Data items
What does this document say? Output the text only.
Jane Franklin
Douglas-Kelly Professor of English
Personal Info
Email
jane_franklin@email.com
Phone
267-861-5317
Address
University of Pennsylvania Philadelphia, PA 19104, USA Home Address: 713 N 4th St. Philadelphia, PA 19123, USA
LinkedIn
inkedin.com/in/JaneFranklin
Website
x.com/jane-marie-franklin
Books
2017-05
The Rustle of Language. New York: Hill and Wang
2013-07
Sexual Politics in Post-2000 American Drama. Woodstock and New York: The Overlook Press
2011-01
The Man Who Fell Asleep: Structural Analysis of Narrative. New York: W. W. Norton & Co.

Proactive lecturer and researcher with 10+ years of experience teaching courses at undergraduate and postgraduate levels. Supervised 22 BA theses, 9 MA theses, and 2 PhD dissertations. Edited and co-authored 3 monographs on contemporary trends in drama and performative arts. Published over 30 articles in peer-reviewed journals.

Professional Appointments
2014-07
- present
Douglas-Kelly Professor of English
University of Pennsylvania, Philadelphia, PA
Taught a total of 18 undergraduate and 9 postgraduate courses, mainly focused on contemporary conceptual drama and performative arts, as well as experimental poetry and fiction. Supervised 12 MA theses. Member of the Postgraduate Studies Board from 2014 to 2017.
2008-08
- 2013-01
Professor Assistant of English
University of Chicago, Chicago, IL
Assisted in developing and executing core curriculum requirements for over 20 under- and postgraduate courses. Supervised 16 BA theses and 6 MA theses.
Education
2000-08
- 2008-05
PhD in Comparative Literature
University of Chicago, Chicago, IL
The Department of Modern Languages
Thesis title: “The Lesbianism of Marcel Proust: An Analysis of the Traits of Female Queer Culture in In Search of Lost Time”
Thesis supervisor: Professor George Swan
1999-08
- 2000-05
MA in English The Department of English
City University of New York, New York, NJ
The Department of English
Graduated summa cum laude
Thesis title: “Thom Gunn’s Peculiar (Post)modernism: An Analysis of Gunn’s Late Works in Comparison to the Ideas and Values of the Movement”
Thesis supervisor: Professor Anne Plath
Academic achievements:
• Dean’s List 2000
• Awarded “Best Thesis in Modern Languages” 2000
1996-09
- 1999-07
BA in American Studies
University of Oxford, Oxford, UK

◆ **Job**
Your task is to quote all of the data word for word.

◆ **Expected answer**
What does this document say? Output the text only.
Jane Franklin
Douglas-Kelly Professor of English
Personal Info
Email
jane_franklin@email.com
Phone
267-861-5317
Address
University of Pennsylvania Philadelphia, PA 19104, USA Home Address: 713 N 4th St. Philadelphia, PA 19123, USA
LinkedIn
inkedin.com/in/JaneFranklin
Website
x.com/jane-marie-franklin
Books
2017-05
The Rustle of Language. New York: Hill and Wang
2013-07
Sexual Politics in Post-2000 American Drama. Woodstock and New York: The Overlook Press
2011-01
The Man Who Fell Asleep: Structural Analysis of Narrative. New York: W. W. Norton & Co.

Proactive lecturer and researcher with 10+ years of experience teaching courses at undergraduate and postgraduate levels. Supervised 22 BA theses, 9 MA theses, and 2 PhD dissertations. Edited and co-authored 3 monographs on contemporary trends in drama and performative arts. Published over 30 articles in peer-reviewed journals.

Professional Appointments
2014-07
- present
Douglas-Kelly Professor of English
University of Pennsylvania, Philadelphia, PA
Taught a total of 18 undergraduate and 9 postgraduate courses, mainly focused on contemporary conceptual drama and performative arts, as well as experimental poetry and fiction. Supervised 12 MA theses. Member of the Postgraduate Studies Board from 2014 to 2017.
2008-08
- 2013-01
Professor Assistant of English
University of Chicago, Chicago, IL
Assisted in developing and executing core curriculum requirements for over 20 under- and postgraduate courses. Supervised 16 BA theses and 6 MA theses.
Education
2000-08
- 2008-05
PhD in Comparative Literature
University of Chicago, Chicago, IL
The Department of Modern Languages
Thesis title: “The Lesbianism of Marcel Proust: An Analysis of the Traits of Female Queer Culture in In Search of Lost Time”
Thesis supervisor: Professor George Swan
1999-08
- 2000-05
MA in English The Department of English
City University of New York, New York, NJ
The Department of English
Graduated summa cum laude
Thesis title: “Thom Gunn’s Peculiar (Post)modernism: An Analysis of Gunn’s Late Works in Comparison to the Ideas and Values of the Movement”
Thesis supervisor: Professor Anne Plath
Academic achievements:
• Dean’s List 2000
• Awarded “Best Thesis in Modern Languages” 2000
1996-09
- 1999-07
BA in American Studies
University of Oxford, Oxford, UK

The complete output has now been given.